- _Required task_:
Give all of the lines again exactly as they read.

- _Given information_:

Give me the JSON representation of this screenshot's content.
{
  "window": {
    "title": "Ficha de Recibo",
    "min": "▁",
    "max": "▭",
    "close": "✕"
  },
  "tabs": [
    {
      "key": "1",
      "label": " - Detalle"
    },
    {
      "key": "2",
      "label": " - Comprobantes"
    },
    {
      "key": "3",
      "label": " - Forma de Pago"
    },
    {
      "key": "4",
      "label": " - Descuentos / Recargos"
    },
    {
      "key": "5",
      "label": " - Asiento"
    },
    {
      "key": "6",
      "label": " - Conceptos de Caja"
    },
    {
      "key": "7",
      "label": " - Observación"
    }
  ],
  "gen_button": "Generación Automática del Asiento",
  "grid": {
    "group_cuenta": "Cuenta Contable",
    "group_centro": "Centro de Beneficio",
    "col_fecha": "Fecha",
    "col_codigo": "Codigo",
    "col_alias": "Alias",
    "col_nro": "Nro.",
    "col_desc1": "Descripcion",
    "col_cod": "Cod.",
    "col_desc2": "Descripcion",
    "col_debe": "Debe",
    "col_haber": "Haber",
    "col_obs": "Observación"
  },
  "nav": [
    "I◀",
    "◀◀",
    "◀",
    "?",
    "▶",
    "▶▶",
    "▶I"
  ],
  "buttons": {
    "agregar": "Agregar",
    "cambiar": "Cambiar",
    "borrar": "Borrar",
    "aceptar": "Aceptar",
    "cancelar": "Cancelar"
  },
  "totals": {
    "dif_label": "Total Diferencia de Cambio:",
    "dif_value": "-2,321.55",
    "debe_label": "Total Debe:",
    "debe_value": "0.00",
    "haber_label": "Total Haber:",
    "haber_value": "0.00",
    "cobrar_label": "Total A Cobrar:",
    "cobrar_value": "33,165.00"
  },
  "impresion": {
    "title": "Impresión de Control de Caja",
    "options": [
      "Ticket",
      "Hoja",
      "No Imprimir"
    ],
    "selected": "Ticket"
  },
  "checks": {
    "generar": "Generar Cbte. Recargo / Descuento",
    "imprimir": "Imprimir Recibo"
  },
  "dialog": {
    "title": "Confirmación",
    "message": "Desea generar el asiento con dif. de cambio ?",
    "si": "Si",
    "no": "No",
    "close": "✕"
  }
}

- _Exercise result_:
Give me the JSON representation of this screenshot's content.
{
  "window": {
    "title": "Ficha de Recibo",
    "min": "▁",
    "max": "▭",
    "close": "✕"
  },
  "tabs": [
    {
      "key": "1",
      "label": " - Detalle"
    },
    {
      "key": "2",
      "label": " - Comprobantes"
    },
    {
      "key": "3",
      "label": " - Forma de Pago"
    },
    {
      "key": "4",
      "label": " - Descuentos / Recargos"
    },
    {
      "key": "5",
      "label": " - Asiento"
    },
    {
      "key": "6",
      "label": " - Conceptos de Caja"
    },
    {
      "key": "7",
      "label": " - Observación"
    }
  ],
  "gen_button": "Generación Automática del Asiento",
  "grid": {
    "group_cuenta": "Cuenta Contable",
    "group_centro": "Centro de Beneficio",
    "col_fecha": "Fecha",
    "col_codigo": "Codigo",
    "col_alias": "Alias",
    "col_nro": "Nro.",
    "col_desc1": "Descripcion",
    "col_cod": "Cod.",
    "col_desc2": "Descripcion",
    "col_debe": "Debe",
    "col_haber": "Haber",
    "col_obs": "Observación"
  },
  "nav": [
    "I◀",
    "◀◀",
    "◀",
    "?",
    "▶",
    "▶▶",
    "▶I"
  ],
  "buttons": {
    "agregar": "Agregar",
    "cambiar": "Cambiar",
    "borrar": "Borrar",
    "aceptar": "Aceptar",
    "cancelar": "Cancelar"
  },
  "totals": {
    "dif_label": "Total Diferencia de Cambio:",
    "dif_value": "-2,321.55",
    "debe_label": "Total Debe:",
    "debe_value": "0.00",
    "haber_label": "Total Haber:",
    "haber_value": "0.00",
    "cobrar_label": "Total A Cobrar:",
    "cobrar_value": "33,165.00"
  },
  "impresion": {
    "title": "Impresión de Control de Caja",
    "options": [
      "Ticket",
      "Hoja",
      "No Imprimir"
    ],
    "selected": "Ticket"
  },
  "checks": {
    "generar": "Generar Cbte. Recargo / Descuento",
    "imprimir": "Imprimir Recibo"
  },
  "dialog": {
    "title": "Confirmación",
    "message": "Desea generar el asiento con dif. de cambio ?",
    "si": "Si",
    "no": "No",
    "close": "✕"
  }
}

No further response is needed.